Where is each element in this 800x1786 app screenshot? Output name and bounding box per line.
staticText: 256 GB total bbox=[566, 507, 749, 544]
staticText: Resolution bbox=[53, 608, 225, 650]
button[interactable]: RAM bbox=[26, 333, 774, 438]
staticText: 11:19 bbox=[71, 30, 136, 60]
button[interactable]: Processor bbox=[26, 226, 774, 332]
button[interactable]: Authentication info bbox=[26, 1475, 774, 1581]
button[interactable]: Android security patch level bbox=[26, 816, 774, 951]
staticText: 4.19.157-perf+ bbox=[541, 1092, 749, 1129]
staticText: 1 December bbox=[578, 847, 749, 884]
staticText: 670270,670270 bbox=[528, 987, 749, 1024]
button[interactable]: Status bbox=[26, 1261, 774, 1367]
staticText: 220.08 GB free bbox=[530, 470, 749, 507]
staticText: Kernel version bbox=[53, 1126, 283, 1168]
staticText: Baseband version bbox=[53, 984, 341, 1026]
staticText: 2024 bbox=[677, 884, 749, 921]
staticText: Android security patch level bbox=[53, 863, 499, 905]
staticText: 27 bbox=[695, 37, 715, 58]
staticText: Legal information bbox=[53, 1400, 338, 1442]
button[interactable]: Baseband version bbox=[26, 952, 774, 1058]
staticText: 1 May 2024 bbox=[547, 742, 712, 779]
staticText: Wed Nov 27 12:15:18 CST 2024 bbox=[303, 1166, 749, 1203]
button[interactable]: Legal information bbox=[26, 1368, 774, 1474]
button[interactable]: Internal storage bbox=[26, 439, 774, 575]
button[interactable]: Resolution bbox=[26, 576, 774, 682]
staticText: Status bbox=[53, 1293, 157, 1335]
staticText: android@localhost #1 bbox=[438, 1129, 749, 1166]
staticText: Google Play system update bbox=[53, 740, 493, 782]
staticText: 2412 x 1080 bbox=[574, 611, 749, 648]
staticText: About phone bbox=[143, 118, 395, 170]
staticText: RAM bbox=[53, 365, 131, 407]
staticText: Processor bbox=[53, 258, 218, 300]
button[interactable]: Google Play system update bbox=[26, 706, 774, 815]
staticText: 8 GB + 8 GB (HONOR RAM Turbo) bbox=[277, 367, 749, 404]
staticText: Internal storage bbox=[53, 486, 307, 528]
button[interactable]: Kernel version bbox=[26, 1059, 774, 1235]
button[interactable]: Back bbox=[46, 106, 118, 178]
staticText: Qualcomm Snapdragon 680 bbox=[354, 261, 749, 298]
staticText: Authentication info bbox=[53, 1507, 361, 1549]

----------

* Opdracht *
Neem het materiaal hierboven regel voor regel ongewijzigd over.

* Oplossing *
Where is each element in this 800x1786 app screenshot? Output name and bounding box per line.
staticText: 256 GB total bbox=[566, 507, 749, 544]
staticText: Resolution bbox=[53, 608, 225, 650]
button[interactable]: RAM bbox=[26, 333, 774, 438]
staticText: 11:19 bbox=[71, 30, 136, 60]
button[interactable]: Processor bbox=[26, 226, 774, 332]
button[interactable]: Authentication info bbox=[26, 1475, 774, 1581]
button[interactable]: Android security patch level bbox=[26, 816, 774, 951]
staticText: 4.19.157-perf+ bbox=[541, 1092, 749, 1129]
staticText: 1 December bbox=[578, 847, 749, 884]
staticText: 670270,670270 bbox=[528, 987, 749, 1024]
button[interactable]: Status bbox=[26, 1261, 774, 1367]
staticText: 220.08 GB free bbox=[530, 470, 749, 507]
staticText: Kernel version bbox=[53, 1126, 283, 1168]
staticText: Baseband version bbox=[53, 984, 341, 1026]
staticText: 2024 bbox=[677, 884, 749, 921]
staticText: Android security patch level bbox=[53, 863, 499, 905]
staticText: 27 bbox=[695, 37, 715, 58]
staticText: Legal information bbox=[53, 1400, 338, 1442]
button[interactable]: Baseband version bbox=[26, 952, 774, 1058]
staticText: 1 May 2024 bbox=[547, 742, 712, 779]
staticText: Wed Nov 27 12:15:18 CST 2024 bbox=[303, 1166, 749, 1203]
button[interactable]: Legal information bbox=[26, 1368, 774, 1474]
button[interactable]: Internal storage bbox=[26, 439, 774, 575]
button[interactable]: Resolution bbox=[26, 576, 774, 682]
staticText: Status bbox=[53, 1293, 157, 1335]
staticText: android@localhost #1 bbox=[438, 1129, 749, 1166]
staticText: Google Play system update bbox=[53, 740, 493, 782]
staticText: 2412 x 1080 bbox=[574, 611, 749, 648]
staticText: About phone bbox=[143, 118, 395, 170]
staticText: RAM bbox=[53, 365, 131, 407]
staticText: Processor bbox=[53, 258, 218, 300]
button[interactable]: Google Play system update bbox=[26, 706, 774, 815]
staticText: 8 GB + 8 GB (HONOR RAM Turbo) bbox=[277, 367, 749, 404]
staticText: Internal storage bbox=[53, 486, 307, 528]
button[interactable]: Kernel version bbox=[26, 1059, 774, 1235]
button[interactable]: Back bbox=[46, 106, 118, 178]
staticText: Qualcomm Snapdragon 680 bbox=[354, 261, 749, 298]
staticText: Authentication info bbox=[53, 1507, 361, 1549]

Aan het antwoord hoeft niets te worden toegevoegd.